Given task: Leaving out the pictures, transcribe all of the records faithfully.

Supplied records:
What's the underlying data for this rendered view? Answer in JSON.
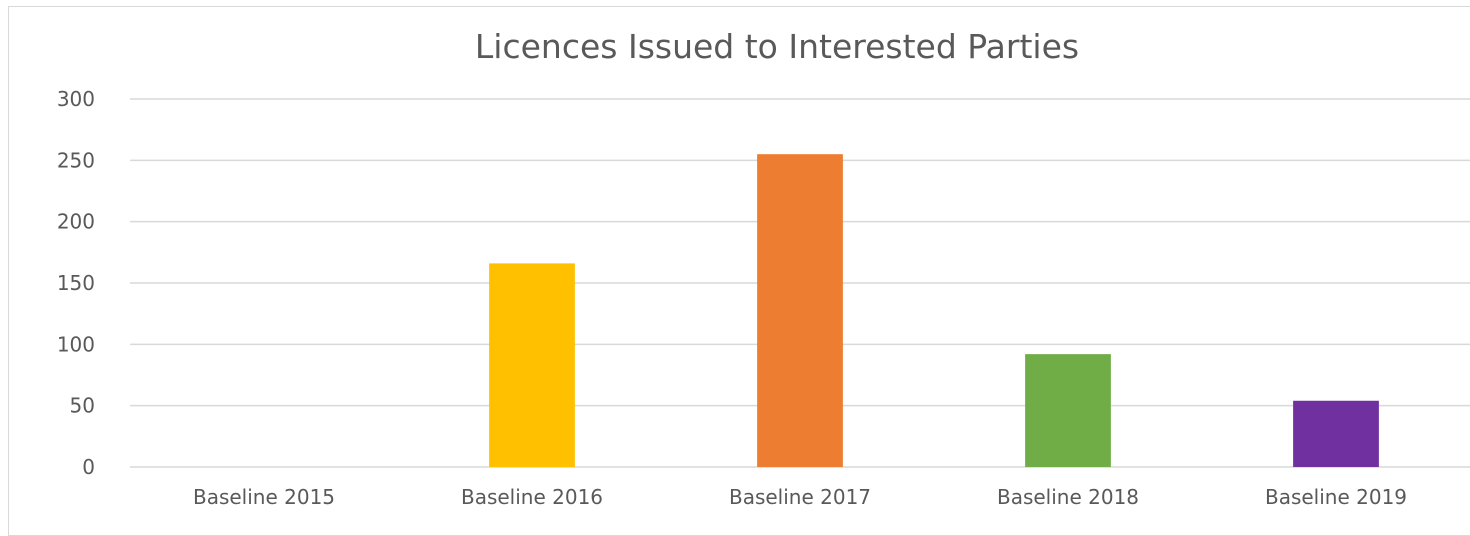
{
  "chart_data": {
    "type": "bar",
    "title": "Licences Issued to Interested Parties",
    "xlabel": "",
    "ylabel": "",
    "categories": [
      "Baseline 2015",
      "Baseline 2016",
      "Baseline 2017",
      "Baseline 2018",
      "Baseline 2019"
    ],
    "values": [
      0,
      166,
      255,
      92,
      54
    ],
    "colors": [
      "#4472c4",
      "#ffc000",
      "#ed7d31",
      "#70ad47",
      "#7030a0"
    ],
    "ylim": [
      0,
      300
    ],
    "yticks": [
      0,
      50,
      100,
      150,
      200,
      250,
      300
    ],
    "grid": true,
    "legend": "none"
  }
}
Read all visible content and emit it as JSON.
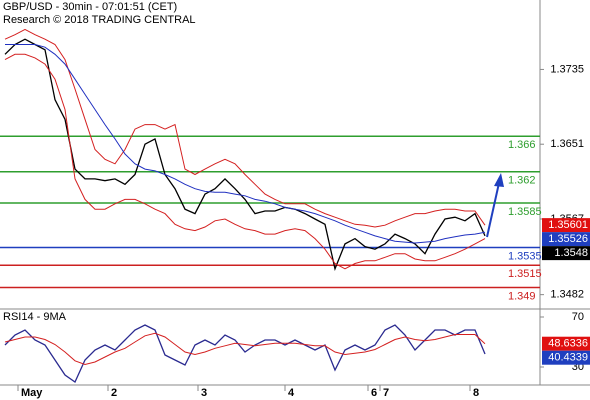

Result of the task:
What's the underlying data for this rendered view? Answer in JSON.
{
  "chart_data": {
    "type": "bar",
    "title": "Licences Issued to Interested Parties",
    "xlabel": "",
    "ylabel": "",
    "categories": [
      "Baseline 2015",
      "Baseline 2016",
      "Baseline 2017",
      "Baseline 2018",
      "Baseline 2019"
    ],
    "values": [
      0,
      166,
      255,
      92,
      54
    ],
    "colors": [
      "#4472c4",
      "#ffc000",
      "#ed7d31",
      "#70ad47",
      "#7030a0"
    ],
    "ylim": [
      0,
      300
    ],
    "yticks": [
      0,
      50,
      100,
      150,
      200,
      250,
      300
    ],
    "grid": true,
    "legend": "none"
  }
}
Read all visible content and emit it as JSON.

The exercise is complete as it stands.